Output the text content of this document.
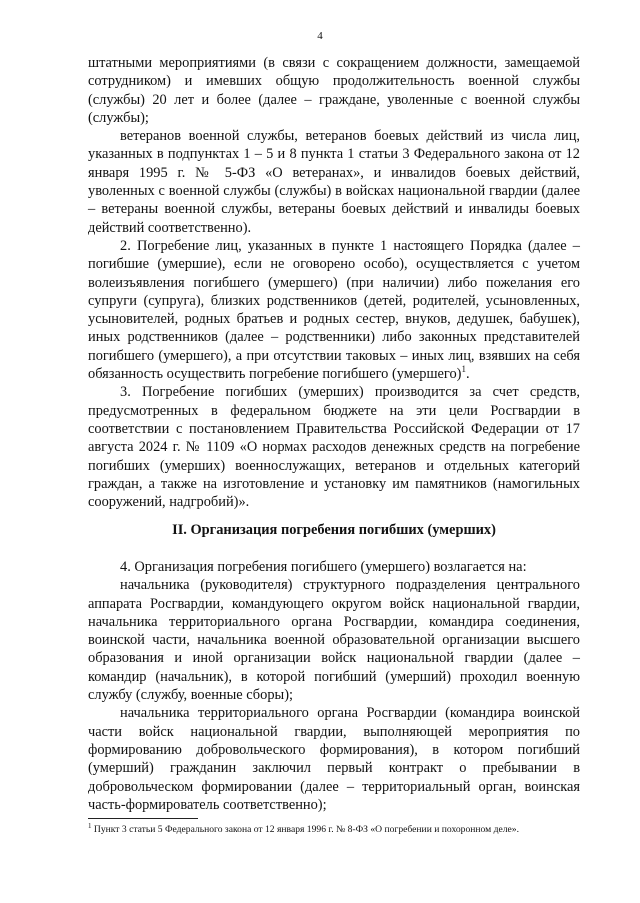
4

штатными мероприятиями (в связи с сокращением должности, замещаемой сотрудником) и имевших общую продолжительность военной службы (службы) 20 лет и более (далее – граждане, уволенные с военной службы (службы);

ветеранов военной службы, ветеранов боевых действий из числа лиц, указанных в подпунктах 1 – 5 и 8 пункта 1 статьи 3 Федерального закона от 12 января 1995 г. № 5-ФЗ «О ветеранах», и инвалидов боевых действий, уволенных с военной службы (службы) в войсках национальной гвардии (далее – ветераны военной службы, ветераны боевых действий и инвалиды боевых действий соответственно).

2. Погребение лиц, указанных в пункте 1 настоящего Порядка (далее – погибшие (умершие), если не оговорено особо), осуществляется с учетом волеизъявления погибшего (умершего) (при наличии) либо пожелания его супруги (супруга), близких родственников (детей, родителей, усыновленных, усыновителей, родных братьев и родных сестер, внуков, дедушек, бабушек), иных родственников (далее – родственники) либо законных представителей погибшего (умершего), а при отсутствии таковых – иных лиц, взявших на себя обязанность осуществить погребение погибшего (умершего)$^1$.

3. Погребение погибших (умерших) производится за счет средств, предусмотренных в федеральном бюджете на эти цели Росгвардии в соответствии с постановлением Правительства Российской Федерации от 17 августа 2024 г. № 1109 «О нормах расходов денежных средств на погребение погибших (умерших) военнослужащих, ветеранов и отдельных категорий граждан, а также на изготовление и установку им памятников (намогильных сооружений, надгробий)».

II. Организация погребения погибших (умерших)

4. Организация погребения погибшего (умершего) возлагается на:

начальника (руководителя) структурного подразделения центрального аппарата Росгвардии, командующего округом войск национальной гвардии, начальника территориального органа Росгвардии, командира соединения, воинской части, начальника военной образовательной организации высшего образования и иной организации войск национальной гвардии (далее – командир (начальник), в которой погибший (умерший) проходил военную службу (службу, военные сборы);

начальника территориального органа Росгвардии (командира воинской части войск национальной гвардии, выполняющей мероприятия по формированию добровольческого формирования), в котором погибший (умерший) гражданин заключил первый контракт о пребывании в добровольческом формировании (далее – территориальный орган, воинская часть-формирователь соответственно);

$^1$ Пункт 3 статьи 5 Федерального закона от 12 января 1996 г. № 8-ФЗ «О погребении и похоронном деле».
━━━━━━━━━━
For each line in the data above that contains the string "начальника", extract the line.

начальника (руководителя) структурного подразделения центрального аппарата Росгвардии, командующего округом войск национальной гвардии, начальника территориального органа Росгвардии, командира соединения, воинской части, начальника военной образовательной организации высшего образования и иной организации войск национальной гвардии (далее – командир (начальник), в которой погибший (умерший) проходил военную службу (службу, военные сборы);
начальника территориального органа Росгвардии (командира воинской части войск национальной гвардии, выполняющей мероприятия по формированию добровольческого формирования), в котором погибший (умерший) гражданин заключил первый контракт о пребывании в добровольческом формировании (далее – территориальный орган, воинская часть-формирователь соответственно);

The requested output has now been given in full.